REQUIRED WORK
Please pull out every line that includes the string "directa".

DATASET ENTRIES
((

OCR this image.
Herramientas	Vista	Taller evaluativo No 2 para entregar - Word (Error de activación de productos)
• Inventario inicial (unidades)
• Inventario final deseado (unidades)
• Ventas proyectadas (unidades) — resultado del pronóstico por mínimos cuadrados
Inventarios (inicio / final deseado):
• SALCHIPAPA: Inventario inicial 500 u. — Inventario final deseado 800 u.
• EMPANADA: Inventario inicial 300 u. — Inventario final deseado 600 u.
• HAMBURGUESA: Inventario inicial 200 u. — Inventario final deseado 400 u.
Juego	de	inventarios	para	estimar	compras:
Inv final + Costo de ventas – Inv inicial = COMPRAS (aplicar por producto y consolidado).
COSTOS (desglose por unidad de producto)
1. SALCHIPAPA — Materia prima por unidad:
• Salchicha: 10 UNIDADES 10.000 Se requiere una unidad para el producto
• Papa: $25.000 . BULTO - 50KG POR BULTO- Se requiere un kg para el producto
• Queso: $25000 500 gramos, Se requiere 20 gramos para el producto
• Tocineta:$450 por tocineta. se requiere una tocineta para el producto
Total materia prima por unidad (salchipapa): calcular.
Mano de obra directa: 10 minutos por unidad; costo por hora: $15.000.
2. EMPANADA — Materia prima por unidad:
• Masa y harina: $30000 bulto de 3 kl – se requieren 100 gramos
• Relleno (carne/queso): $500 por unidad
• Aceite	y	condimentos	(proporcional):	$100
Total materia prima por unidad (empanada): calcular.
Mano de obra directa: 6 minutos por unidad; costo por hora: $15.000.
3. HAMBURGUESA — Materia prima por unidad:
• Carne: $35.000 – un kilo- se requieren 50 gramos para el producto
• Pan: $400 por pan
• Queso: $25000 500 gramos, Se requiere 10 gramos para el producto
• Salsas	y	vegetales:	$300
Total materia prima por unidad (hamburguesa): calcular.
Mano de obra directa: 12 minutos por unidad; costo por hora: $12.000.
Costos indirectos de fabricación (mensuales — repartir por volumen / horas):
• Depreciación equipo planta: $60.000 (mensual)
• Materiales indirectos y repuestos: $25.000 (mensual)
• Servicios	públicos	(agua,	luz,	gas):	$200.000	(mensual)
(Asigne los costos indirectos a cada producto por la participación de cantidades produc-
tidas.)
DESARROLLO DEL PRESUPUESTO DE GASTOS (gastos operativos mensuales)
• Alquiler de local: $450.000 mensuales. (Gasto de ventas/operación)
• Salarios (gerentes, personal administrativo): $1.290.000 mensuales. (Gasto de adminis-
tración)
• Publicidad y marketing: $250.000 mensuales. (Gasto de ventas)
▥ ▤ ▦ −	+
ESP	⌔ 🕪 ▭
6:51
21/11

))

EXERCISE SOLUTION
Mano de obra directa: 10 minutos por unidad; costo por hora: $15.000.
Mano de obra directa: 6 minutos por unidad; costo por hora: $15.000.
Mano de obra directa: 12 minutos por unidad; costo por hora: $12.000.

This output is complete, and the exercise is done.